- What is expected
Output the data below in full, byte for byte. Nothing may differ.

>> begin Stored rows

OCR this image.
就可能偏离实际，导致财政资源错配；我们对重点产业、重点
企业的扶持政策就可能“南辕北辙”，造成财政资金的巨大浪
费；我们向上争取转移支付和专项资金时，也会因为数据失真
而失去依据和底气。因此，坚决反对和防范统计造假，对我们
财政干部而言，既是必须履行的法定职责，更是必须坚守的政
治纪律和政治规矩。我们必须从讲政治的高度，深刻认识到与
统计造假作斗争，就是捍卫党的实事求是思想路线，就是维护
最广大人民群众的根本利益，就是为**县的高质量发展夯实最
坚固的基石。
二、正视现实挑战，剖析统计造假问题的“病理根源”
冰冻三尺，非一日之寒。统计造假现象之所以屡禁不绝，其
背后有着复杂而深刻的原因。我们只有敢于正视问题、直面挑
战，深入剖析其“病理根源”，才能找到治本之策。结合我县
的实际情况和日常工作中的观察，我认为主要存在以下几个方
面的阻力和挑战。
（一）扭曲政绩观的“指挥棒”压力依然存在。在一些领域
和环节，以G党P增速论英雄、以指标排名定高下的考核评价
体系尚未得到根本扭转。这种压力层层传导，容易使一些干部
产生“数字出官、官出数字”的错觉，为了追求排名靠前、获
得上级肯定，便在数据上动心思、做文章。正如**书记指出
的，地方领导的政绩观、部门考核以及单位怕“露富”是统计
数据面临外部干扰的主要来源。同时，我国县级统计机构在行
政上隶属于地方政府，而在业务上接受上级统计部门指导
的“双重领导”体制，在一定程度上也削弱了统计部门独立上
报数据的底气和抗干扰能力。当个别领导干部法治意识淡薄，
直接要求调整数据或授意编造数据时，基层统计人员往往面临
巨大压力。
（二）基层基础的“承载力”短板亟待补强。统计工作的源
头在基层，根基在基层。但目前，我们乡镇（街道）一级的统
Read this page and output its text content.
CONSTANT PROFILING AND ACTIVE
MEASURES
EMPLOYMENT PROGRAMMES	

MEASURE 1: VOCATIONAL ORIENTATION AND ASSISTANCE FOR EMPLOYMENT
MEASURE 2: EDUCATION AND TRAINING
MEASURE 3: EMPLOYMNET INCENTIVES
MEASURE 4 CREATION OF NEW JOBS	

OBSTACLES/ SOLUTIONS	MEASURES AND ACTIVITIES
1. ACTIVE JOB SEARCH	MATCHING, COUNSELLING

>> end Stored rows

- Solution for this task
OCR this image.
就可能偏离实际，导致财政资源错配；我们对重点产业、重点
企业的扶持政策就可能“南辕北辙”，造成财政资金的巨大浪
费；我们向上争取转移支付和专项资金时，也会因为数据失真
而失去依据和底气。因此，坚决反对和防范统计造假，对我们
财政干部而言，既是必须履行的法定职责，更是必须坚守的政
治纪律和政治规矩。我们必须从讲政治的高度，深刻认识到与
统计造假作斗争，就是捍卫党的实事求是思想路线，就是维护
最广大人民群众的根本利益，就是为**县的高质量发展夯实最
坚固的基石。
二、正视现实挑战，剖析统计造假问题的“病理根源”
冰冻三尺，非一日之寒。统计造假现象之所以屡禁不绝，其
背后有着复杂而深刻的原因。我们只有敢于正视问题、直面挑
战，深入剖析其“病理根源”，才能找到治本之策。结合我县
的实际情况和日常工作中的观察，我认为主要存在以下几个方
面的阻力和挑战。
（一）扭曲政绩观的“指挥棒”压力依然存在。在一些领域
和环节，以G党P增速论英雄、以指标排名定高下的考核评价
体系尚未得到根本扭转。这种压力层层传导，容易使一些干部
产生“数字出官、官出数字”的错觉，为了追求排名靠前、获
得上级肯定，便在数据上动心思、做文章。正如**书记指出
的，地方领导的政绩观、部门考核以及单位怕“露富”是统计
数据面临外部干扰的主要来源。同时，我国县级统计机构在行
政上隶属于地方政府，而在业务上接受上级统计部门指导
的“双重领导”体制，在一定程度上也削弱了统计部门独立上
报数据的底气和抗干扰能力。当个别领导干部法治意识淡薄，
直接要求调整数据或授意编造数据时，基层统计人员往往面临
巨大压力。
（二）基层基础的“承载力”短板亟待补强。统计工作的源
头在基层，根基在基层。但目前，我们乡镇（街道）一级的统
Read this page and output its text content.
CONSTANT PROFILING AND ACTIVE
MEASURES
EMPLOYMENT PROGRAMMES	

MEASURE 1: VOCATIONAL ORIENTATION AND ASSISTANCE FOR EMPLOYMENT
MEASURE 2: EDUCATION AND TRAINING
MEASURE 3: EMPLOYMNET INCENTIVES
MEASURE 4 CREATION OF NEW JOBS	

OBSTACLES/ SOLUTIONS	MEASURES AND ACTIVITIES
1. ACTIVE JOB SEARCH	MATCHING, COUNSELLING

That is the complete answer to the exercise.